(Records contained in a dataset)
========

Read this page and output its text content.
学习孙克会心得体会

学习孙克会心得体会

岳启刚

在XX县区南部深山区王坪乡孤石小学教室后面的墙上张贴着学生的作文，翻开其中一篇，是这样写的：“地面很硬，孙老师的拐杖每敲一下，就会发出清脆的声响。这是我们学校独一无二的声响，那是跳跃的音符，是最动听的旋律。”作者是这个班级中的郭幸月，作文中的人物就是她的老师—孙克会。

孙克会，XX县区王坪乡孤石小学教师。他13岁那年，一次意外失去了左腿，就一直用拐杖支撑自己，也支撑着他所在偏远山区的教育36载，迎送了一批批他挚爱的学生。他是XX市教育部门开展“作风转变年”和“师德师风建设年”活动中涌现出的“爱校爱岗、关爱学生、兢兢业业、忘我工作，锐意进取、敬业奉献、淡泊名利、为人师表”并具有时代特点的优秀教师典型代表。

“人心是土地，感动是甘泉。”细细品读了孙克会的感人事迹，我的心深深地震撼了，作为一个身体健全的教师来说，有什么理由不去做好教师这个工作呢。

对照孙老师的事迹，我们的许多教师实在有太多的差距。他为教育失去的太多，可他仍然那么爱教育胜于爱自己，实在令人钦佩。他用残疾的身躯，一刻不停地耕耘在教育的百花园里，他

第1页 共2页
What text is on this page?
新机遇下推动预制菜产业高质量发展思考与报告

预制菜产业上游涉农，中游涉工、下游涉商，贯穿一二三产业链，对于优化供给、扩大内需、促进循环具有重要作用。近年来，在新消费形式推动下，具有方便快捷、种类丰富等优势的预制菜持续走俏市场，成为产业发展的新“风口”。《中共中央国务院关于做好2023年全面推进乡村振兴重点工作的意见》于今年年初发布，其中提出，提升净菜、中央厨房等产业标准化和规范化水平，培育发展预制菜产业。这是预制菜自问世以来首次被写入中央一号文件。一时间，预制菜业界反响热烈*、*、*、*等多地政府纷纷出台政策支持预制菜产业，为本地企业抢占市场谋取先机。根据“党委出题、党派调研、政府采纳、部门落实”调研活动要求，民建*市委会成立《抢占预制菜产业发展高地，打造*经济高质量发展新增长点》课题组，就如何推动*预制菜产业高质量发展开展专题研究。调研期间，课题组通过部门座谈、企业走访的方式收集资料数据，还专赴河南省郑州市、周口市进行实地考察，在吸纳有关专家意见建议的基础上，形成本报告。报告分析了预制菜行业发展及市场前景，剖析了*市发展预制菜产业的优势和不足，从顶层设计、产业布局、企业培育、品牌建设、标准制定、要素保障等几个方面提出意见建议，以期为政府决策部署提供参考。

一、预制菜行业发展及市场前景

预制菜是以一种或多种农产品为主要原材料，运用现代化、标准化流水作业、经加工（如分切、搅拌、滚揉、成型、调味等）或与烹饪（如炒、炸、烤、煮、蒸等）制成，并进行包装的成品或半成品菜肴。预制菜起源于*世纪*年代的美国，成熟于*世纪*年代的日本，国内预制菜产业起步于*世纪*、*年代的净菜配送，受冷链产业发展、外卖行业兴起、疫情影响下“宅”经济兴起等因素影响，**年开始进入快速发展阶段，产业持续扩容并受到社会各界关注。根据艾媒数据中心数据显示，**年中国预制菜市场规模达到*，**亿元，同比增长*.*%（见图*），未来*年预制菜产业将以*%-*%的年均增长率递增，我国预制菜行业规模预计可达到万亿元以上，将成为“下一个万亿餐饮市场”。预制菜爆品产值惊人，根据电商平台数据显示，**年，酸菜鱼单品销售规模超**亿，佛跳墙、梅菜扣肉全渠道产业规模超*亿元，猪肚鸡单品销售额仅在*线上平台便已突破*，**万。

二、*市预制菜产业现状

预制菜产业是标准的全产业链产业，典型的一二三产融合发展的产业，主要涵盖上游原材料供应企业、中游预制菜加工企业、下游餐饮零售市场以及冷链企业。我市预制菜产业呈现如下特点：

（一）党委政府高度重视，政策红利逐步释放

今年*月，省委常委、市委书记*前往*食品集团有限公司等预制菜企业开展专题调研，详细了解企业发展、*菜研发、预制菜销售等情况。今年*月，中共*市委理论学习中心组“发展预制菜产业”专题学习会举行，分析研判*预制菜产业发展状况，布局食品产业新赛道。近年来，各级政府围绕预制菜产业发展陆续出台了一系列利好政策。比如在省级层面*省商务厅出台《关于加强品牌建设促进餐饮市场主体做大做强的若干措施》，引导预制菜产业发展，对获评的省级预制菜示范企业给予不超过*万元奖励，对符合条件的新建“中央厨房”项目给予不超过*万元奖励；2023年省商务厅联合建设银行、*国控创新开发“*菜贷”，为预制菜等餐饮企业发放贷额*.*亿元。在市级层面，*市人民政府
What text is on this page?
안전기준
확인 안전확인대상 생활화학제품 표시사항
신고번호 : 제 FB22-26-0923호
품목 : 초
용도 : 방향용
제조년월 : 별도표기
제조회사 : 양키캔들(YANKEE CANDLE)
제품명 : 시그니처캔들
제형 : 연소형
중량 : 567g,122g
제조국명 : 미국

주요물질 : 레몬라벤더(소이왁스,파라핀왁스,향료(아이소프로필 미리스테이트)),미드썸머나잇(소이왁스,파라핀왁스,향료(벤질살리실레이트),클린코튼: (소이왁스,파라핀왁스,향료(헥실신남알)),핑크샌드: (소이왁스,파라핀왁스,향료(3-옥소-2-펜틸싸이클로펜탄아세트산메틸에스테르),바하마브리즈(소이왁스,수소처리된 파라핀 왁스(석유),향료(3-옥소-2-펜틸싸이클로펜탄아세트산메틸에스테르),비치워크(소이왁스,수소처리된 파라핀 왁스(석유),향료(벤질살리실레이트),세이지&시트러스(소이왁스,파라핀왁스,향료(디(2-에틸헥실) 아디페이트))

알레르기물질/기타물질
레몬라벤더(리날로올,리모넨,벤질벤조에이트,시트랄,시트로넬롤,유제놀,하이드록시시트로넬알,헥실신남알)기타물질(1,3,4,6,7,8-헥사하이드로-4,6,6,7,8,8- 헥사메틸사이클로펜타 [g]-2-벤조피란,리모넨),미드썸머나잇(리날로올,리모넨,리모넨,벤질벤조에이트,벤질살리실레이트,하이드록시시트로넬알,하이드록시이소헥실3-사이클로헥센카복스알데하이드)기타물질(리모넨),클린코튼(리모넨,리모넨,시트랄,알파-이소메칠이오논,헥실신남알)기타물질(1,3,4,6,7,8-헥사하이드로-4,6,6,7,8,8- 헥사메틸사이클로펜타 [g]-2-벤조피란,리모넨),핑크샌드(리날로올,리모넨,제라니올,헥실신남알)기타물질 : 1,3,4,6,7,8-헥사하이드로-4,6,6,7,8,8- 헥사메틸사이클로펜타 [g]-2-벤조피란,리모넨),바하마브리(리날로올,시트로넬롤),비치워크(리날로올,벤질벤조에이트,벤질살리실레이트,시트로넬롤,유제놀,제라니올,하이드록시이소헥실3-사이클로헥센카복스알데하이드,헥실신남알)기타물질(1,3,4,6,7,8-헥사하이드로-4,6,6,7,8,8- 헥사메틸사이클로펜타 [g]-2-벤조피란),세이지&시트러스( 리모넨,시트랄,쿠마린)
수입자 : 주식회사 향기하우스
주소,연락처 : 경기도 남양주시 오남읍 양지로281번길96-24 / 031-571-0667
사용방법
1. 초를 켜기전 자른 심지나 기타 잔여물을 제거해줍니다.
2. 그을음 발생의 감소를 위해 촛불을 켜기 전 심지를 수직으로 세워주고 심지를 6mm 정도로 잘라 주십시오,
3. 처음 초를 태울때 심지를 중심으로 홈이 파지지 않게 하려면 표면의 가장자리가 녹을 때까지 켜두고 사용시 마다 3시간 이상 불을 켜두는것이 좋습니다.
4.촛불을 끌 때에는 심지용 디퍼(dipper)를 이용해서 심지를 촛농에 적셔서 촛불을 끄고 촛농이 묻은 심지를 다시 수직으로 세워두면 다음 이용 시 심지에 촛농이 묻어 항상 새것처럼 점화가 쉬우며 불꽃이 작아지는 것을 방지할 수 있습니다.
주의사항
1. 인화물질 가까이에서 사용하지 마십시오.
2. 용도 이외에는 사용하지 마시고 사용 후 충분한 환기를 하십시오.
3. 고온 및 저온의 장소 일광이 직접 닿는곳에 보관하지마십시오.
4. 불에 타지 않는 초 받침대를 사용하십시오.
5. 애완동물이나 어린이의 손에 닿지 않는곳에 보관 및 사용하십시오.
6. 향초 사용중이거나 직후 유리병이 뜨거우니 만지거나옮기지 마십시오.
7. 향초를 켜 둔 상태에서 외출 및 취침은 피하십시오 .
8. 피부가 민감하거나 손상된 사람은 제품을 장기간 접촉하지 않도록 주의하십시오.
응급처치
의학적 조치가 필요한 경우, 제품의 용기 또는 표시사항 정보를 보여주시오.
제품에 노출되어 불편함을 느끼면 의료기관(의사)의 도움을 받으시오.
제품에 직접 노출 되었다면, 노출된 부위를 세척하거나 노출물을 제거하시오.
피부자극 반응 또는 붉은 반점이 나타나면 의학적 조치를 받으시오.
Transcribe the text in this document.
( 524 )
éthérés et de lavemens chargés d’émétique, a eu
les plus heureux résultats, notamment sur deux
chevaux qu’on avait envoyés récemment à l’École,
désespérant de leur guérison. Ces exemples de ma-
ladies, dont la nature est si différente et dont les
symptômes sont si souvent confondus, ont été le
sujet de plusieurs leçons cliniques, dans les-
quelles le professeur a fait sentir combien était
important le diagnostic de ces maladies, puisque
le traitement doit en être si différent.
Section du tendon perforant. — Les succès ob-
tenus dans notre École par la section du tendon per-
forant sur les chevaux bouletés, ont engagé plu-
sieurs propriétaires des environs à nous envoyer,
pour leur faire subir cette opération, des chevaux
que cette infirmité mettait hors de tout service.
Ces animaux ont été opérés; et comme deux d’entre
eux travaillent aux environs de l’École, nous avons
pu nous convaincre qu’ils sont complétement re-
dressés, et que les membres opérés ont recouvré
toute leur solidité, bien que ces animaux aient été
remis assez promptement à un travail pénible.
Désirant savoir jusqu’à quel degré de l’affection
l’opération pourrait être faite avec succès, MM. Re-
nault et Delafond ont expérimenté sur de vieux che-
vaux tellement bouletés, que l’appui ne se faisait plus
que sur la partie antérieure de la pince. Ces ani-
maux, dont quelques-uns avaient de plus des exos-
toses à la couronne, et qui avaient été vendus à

========

Short problem
What is the number of lines containing "시트러스"? Give that number only.

Solution below
2